-- DATA FOR THE TASK --
★ ★ ★

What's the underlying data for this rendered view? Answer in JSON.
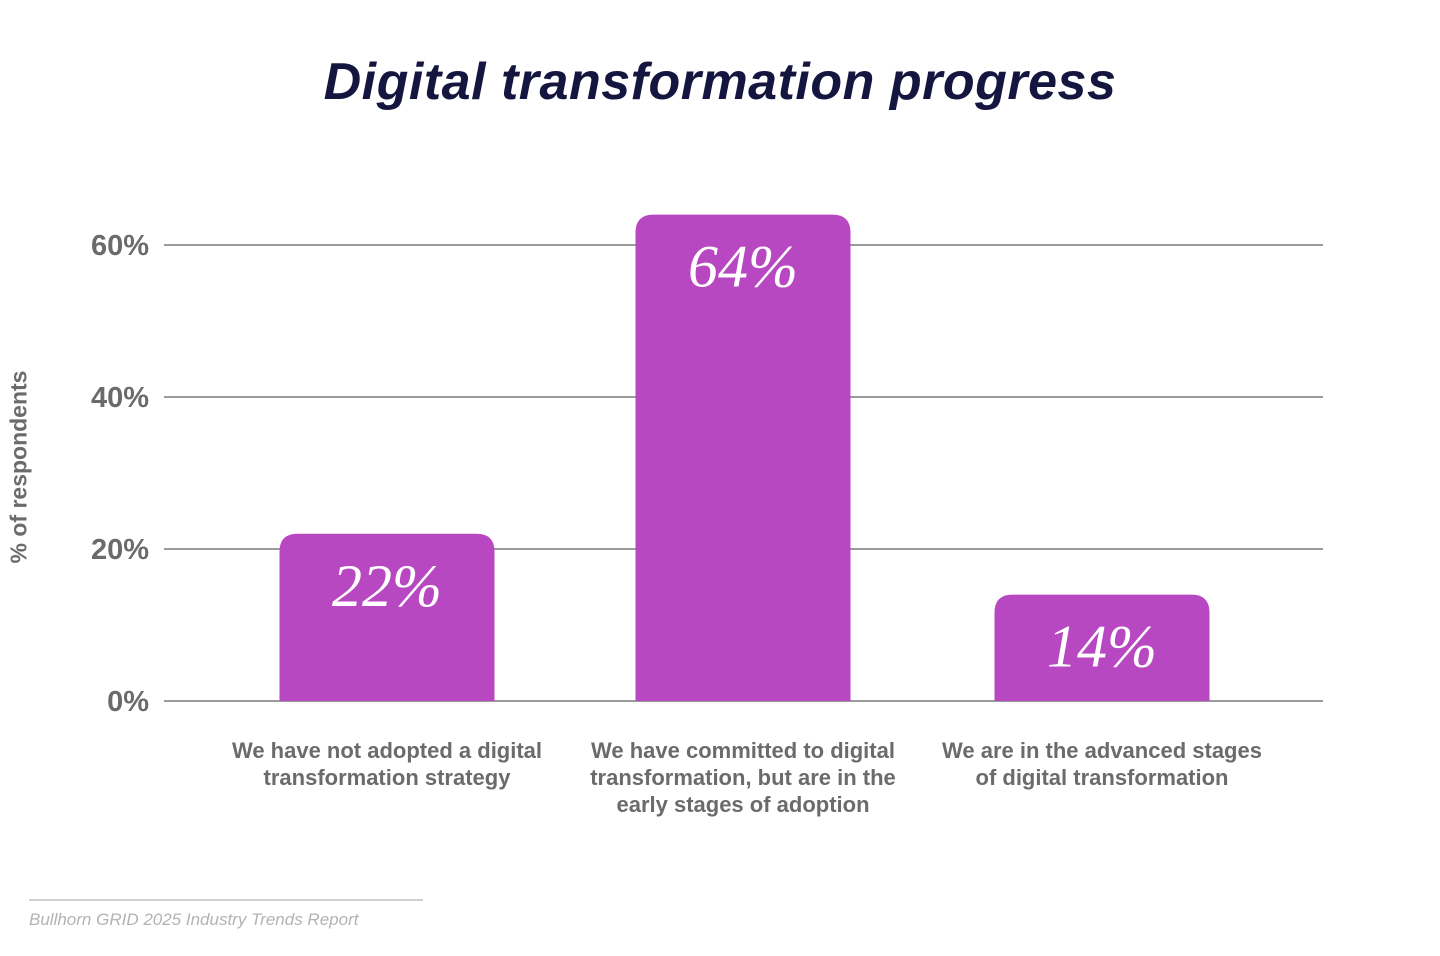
{
  "source": "Bullhorn GRID 2025 Industry Trends Report",
  "colors": {
    "bar": "#b847c2",
    "title": "#14163f",
    "text": "#6b6b6b",
    "grid": "#9a9a9a"
  },
  "chart_data": {
    "type": "bar",
    "title": "Digital transformation progress",
    "ylabel": "% of respondents",
    "categories": [
      "We have not adopted a digital transformation strategy",
      "We have committed to digital transformation, but are in the early stages of adoption",
      "We are in the advanced stages of digital transformation"
    ],
    "values": [
      22,
      64,
      14
    ],
    "data_labels": [
      "22%",
      "64%",
      "14%"
    ],
    "yticks": [
      0,
      20,
      40,
      60
    ],
    "ytick_labels": [
      "0%",
      "20%",
      "40%",
      "60%"
    ],
    "ylim": [
      0,
      64
    ],
    "grid": true,
    "legend": "none"
  }
}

★ ★ ★

Gather up every line from the listing above in which the word "transformation" occurs.

    "title": "Digital transformation progress",
      "We have not adopted a digital transformation strategy",
      "We have committed to digital transformation, but are in the early stages of adoption",
      "We are in the advanced stages of digital transformation"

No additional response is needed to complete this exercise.